ROWS:
*****
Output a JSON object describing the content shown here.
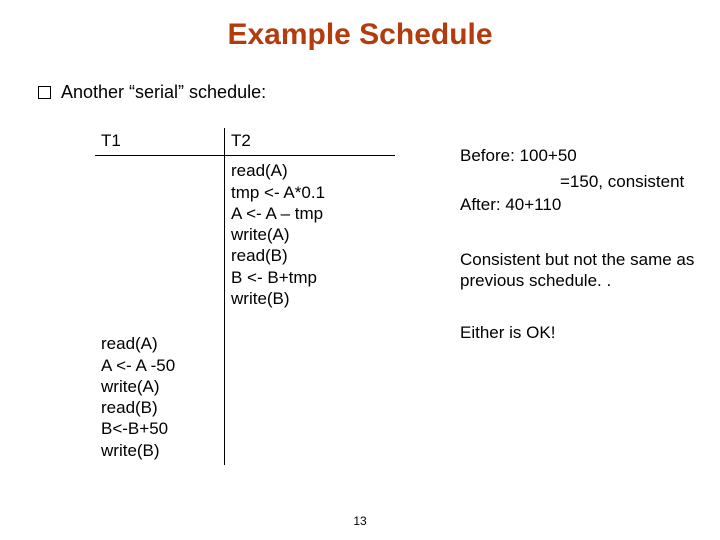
{
  "title": "Example Schedule",
  "bullet": "Another “serial” schedule:",
  "schedule": {
    "t1_header": "T1",
    "t2_header": "T2",
    "t2_ops": "read(A)\ntmp <- A*0.1\nA <- A – tmp\nwrite(A)\nread(B)\nB <- B+tmp\nwrite(B)",
    "t1_ops": "read(A)\nA <- A -50\nwrite(A)\nread(B)\nB<-B+50\nwrite(B)"
  },
  "notes": {
    "before": "Before: 100+50",
    "eq": "=150, consistent",
    "after": "After: 40+110",
    "consistent": "Consistent but not the same as previous schedule. .",
    "either": "Either is OK!"
  },
  "page_number": "13"
}
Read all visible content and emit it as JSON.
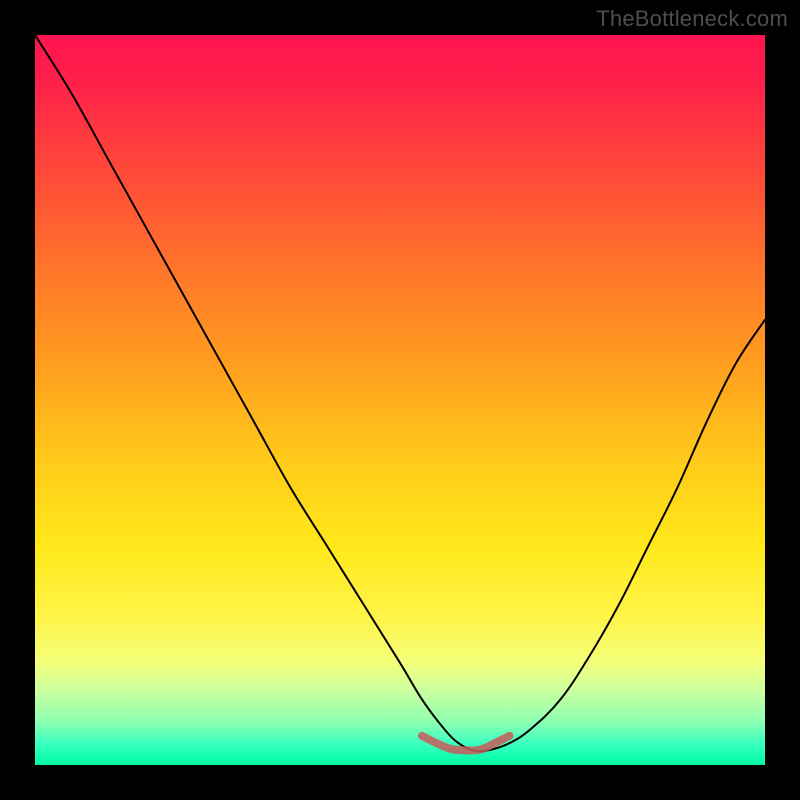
{
  "watermark": "TheBottleneck.com",
  "colors": {
    "frame_background": "#000000",
    "watermark_text": "#4e4e4e",
    "curve_stroke": "#000000",
    "highlight_stroke": "#c95a5a",
    "gradient_top": "#ff1450",
    "gradient_bottom": "#08f59c"
  },
  "chart_data": {
    "type": "line",
    "title": "",
    "xlabel": "",
    "ylabel": "",
    "xlim": [
      0,
      100
    ],
    "ylim": [
      0,
      100
    ],
    "grid": false,
    "legend": false,
    "annotations": [],
    "series": [
      {
        "name": "bottleneck-curve",
        "x": [
          0,
          5,
          10,
          15,
          20,
          25,
          30,
          35,
          40,
          45,
          50,
          53,
          56,
          58,
          60,
          62,
          65,
          68,
          72,
          76,
          80,
          84,
          88,
          92,
          96,
          100
        ],
        "values": [
          100,
          92,
          83,
          74,
          65,
          56,
          47,
          38,
          30,
          22,
          14,
          9,
          5,
          3,
          2,
          2,
          3,
          5,
          9,
          15,
          22,
          30,
          38,
          47,
          55,
          61
        ]
      },
      {
        "name": "optimal-highlight",
        "x": [
          53,
          55,
          57,
          59,
          61,
          63,
          65
        ],
        "values": [
          4,
          3,
          2.2,
          2,
          2.1,
          3,
          4
        ]
      }
    ],
    "background_gradient_meaning": "vertical gradient from high-bottleneck (red, top) to no-bottleneck (green, bottom)"
  }
}
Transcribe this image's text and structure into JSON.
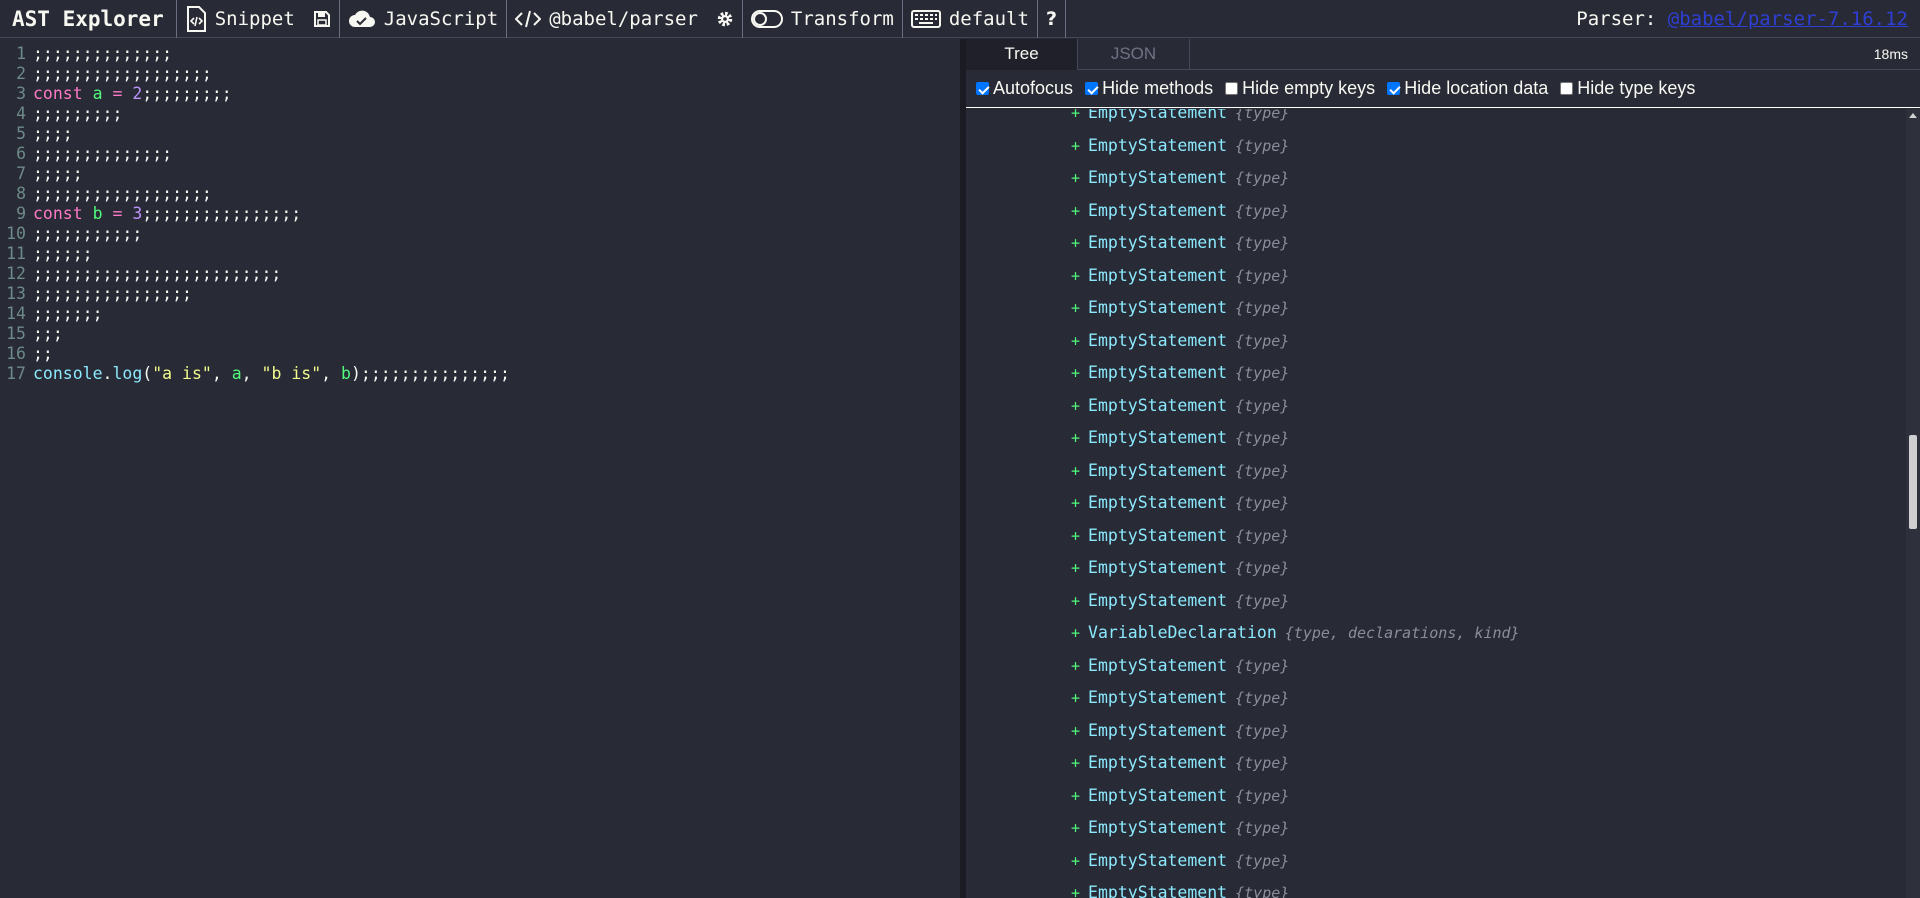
{
  "app": {
    "title": "AST Explorer"
  },
  "toolbar": {
    "snippet_label": "Snippet",
    "language_label": "JavaScript",
    "parser_label": "@babel/parser",
    "transform_label": "Transform",
    "keymap_label": "default",
    "help_label": "?",
    "parser_info_prefix": "Parser: ",
    "parser_version_link": "@babel/parser-7.16.12"
  },
  "editor": {
    "lines": [
      {
        "num": "1",
        "code": ";;;;;;;;;;;;;;"
      },
      {
        "num": "2",
        "code": ";;;;;;;;;;;;;;;;;;"
      },
      {
        "num": "3",
        "code": "const a = 2;;;;;;;;;"
      },
      {
        "num": "4",
        "code": ";;;;;;;;;"
      },
      {
        "num": "5",
        "code": ";;;;"
      },
      {
        "num": "6",
        "code": ";;;;;;;;;;;;;;"
      },
      {
        "num": "7",
        "code": ";;;;;"
      },
      {
        "num": "8",
        "code": ";;;;;;;;;;;;;;;;;;"
      },
      {
        "num": "9",
        "code": "const b = 3;;;;;;;;;;;;;;;;"
      },
      {
        "num": "10",
        "code": ";;;;;;;;;;;"
      },
      {
        "num": "11",
        "code": ";;;;;;"
      },
      {
        "num": "12",
        "code": ";;;;;;;;;;;;;;;;;;;;;;;;;"
      },
      {
        "num": "13",
        "code": ";;;;;;;;;;;;;;;;"
      },
      {
        "num": "14",
        "code": ";;;;;;;"
      },
      {
        "num": "15",
        "code": ";;;"
      },
      {
        "num": "16",
        "code": ";;"
      },
      {
        "num": "17",
        "code": "console.log(\"a is\", a, \"b is\", b);;;;;;;;;;;;;;;"
      }
    ]
  },
  "output": {
    "tabs": [
      {
        "label": "Tree",
        "active": true
      },
      {
        "label": "JSON",
        "active": false
      }
    ],
    "timing": "18ms",
    "options": [
      {
        "label": "Autofocus",
        "checked": true
      },
      {
        "label": "Hide methods",
        "checked": true
      },
      {
        "label": "Hide empty keys",
        "checked": false
      },
      {
        "label": "Hide location data",
        "checked": true
      },
      {
        "label": "Hide type keys",
        "checked": false
      }
    ],
    "tree_nodes": [
      {
        "name": "EmptyStatement",
        "keys": "{type}"
      },
      {
        "name": "EmptyStatement",
        "keys": "{type}"
      },
      {
        "name": "EmptyStatement",
        "keys": "{type}"
      },
      {
        "name": "EmptyStatement",
        "keys": "{type}"
      },
      {
        "name": "EmptyStatement",
        "keys": "{type}"
      },
      {
        "name": "EmptyStatement",
        "keys": "{type}"
      },
      {
        "name": "EmptyStatement",
        "keys": "{type}"
      },
      {
        "name": "EmptyStatement",
        "keys": "{type}"
      },
      {
        "name": "EmptyStatement",
        "keys": "{type}"
      },
      {
        "name": "EmptyStatement",
        "keys": "{type}"
      },
      {
        "name": "EmptyStatement",
        "keys": "{type}"
      },
      {
        "name": "EmptyStatement",
        "keys": "{type}"
      },
      {
        "name": "EmptyStatement",
        "keys": "{type}"
      },
      {
        "name": "EmptyStatement",
        "keys": "{type}"
      },
      {
        "name": "EmptyStatement",
        "keys": "{type}"
      },
      {
        "name": "EmptyStatement",
        "keys": "{type}"
      },
      {
        "name": "VariableDeclaration",
        "keys": "{type, declarations, kind}"
      },
      {
        "name": "EmptyStatement",
        "keys": "{type}"
      },
      {
        "name": "EmptyStatement",
        "keys": "{type}"
      },
      {
        "name": "EmptyStatement",
        "keys": "{type}"
      },
      {
        "name": "EmptyStatement",
        "keys": "{type}"
      },
      {
        "name": "EmptyStatement",
        "keys": "{type}"
      },
      {
        "name": "EmptyStatement",
        "keys": "{type}"
      },
      {
        "name": "EmptyStatement",
        "keys": "{type}"
      },
      {
        "name": "EmptyStatement",
        "keys": "{type}"
      }
    ]
  }
}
*****
WHAT THE TASK REQUIRES:
Counting only lines of the data above that hold "content", report the total and nothing else.

SOLUTION:
2